## TO DO
Without altering anything, repeat each of the records.
* Begin EXERCISE DATA *
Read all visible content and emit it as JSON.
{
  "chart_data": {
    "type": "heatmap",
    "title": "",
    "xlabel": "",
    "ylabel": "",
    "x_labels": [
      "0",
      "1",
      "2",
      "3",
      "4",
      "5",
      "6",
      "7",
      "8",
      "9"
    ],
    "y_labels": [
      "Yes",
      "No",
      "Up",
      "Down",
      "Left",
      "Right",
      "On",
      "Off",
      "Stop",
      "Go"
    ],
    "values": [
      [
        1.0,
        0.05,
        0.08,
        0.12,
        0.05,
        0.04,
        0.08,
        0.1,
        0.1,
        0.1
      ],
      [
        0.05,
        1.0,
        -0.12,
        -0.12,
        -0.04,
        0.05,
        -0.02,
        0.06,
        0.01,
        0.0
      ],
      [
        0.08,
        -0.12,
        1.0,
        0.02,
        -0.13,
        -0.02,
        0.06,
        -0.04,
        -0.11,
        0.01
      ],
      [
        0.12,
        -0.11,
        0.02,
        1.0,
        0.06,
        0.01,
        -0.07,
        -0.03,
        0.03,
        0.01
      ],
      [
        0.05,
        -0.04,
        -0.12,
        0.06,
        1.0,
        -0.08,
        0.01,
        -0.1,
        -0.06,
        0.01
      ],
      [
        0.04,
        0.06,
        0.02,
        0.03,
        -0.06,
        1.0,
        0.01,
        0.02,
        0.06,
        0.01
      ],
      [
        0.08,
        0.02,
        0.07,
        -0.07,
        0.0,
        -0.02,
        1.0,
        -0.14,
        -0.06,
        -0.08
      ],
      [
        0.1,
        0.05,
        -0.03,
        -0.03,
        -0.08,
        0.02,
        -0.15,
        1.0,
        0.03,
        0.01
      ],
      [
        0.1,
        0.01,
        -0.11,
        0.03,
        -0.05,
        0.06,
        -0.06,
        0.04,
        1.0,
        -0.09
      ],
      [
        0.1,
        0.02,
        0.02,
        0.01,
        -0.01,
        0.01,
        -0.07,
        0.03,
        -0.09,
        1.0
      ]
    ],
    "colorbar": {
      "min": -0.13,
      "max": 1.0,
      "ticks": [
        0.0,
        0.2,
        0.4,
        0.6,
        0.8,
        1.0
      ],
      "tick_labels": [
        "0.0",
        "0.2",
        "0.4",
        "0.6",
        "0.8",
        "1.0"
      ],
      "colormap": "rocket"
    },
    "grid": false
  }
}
* End EXERCISE DATA *
## RESULT
Read all visible content and emit it as JSON.
{
  "chart_data": {
    "type": "heatmap",
    "title": "",
    "xlabel": "",
    "ylabel": "",
    "x_labels": [
      "0",
      "1",
      "2",
      "3",
      "4",
      "5",
      "6",
      "7",
      "8",
      "9"
    ],
    "y_labels": [
      "Yes",
      "No",
      "Up",
      "Down",
      "Left",
      "Right",
      "On",
      "Off",
      "Stop",
      "Go"
    ],
    "values": [
      [
        1.0,
        0.05,
        0.08,
        0.12,
        0.05,
        0.04,
        0.08,
        0.1,
        0.1,
        0.1
      ],
      [
        0.05,
        1.0,
        -0.12,
        -0.12,
        -0.04,
        0.05,
        -0.02,
        0.06,
        0.01,
        0.0
      ],
      [
        0.08,
        -0.12,
        1.0,
        0.02,
        -0.13,
        -0.02,
        0.06,
        -0.04,
        -0.11,
        0.01
      ],
      [
        0.12,
        -0.11,
        0.02,
        1.0,
        0.06,
        0.01,
        -0.07,
        -0.03,
        0.03,
        0.01
      ],
      [
        0.05,
        -0.04,
        -0.12,
        0.06,
        1.0,
        -0.08,
        0.01,
        -0.1,
        -0.06,
        0.01
      ],
      [
        0.04,
        0.06,
        0.02,
        0.03,
        -0.06,
        1.0,
        0.01,
        0.02,
        0.06,
        0.01
      ],
      [
        0.08,
        0.02,
        0.07,
        -0.07,
        0.0,
        -0.02,
        1.0,
        -0.14,
        -0.06,
        -0.08
      ],
      [
        0.1,
        0.05,
        -0.03,
        -0.03,
        -0.08,
        0.02,
        -0.15,
        1.0,
        0.03,
        0.01
      ],
      [
        0.1,
        0.01,
        -0.11,
        0.03,
        -0.05,
        0.06,
        -0.06,
        0.04,
        1.0,
        -0.09
      ],
      [
        0.1,
        0.02,
        0.02,
        0.01,
        -0.01,
        0.01,
        -0.07,
        0.03,
        -0.09,
        1.0
      ]
    ],
    "colorbar": {
      "min": -0.13,
      "max": 1.0,
      "ticks": [
        0.0,
        0.2,
        0.4,
        0.6,
        0.8,
        1.0
      ],
      "tick_labels": [
        "0.0",
        "0.2",
        "0.4",
        "0.6",
        "0.8",
        "1.0"
      ],
      "colormap": "rocket"
    },
    "grid": false
  }
}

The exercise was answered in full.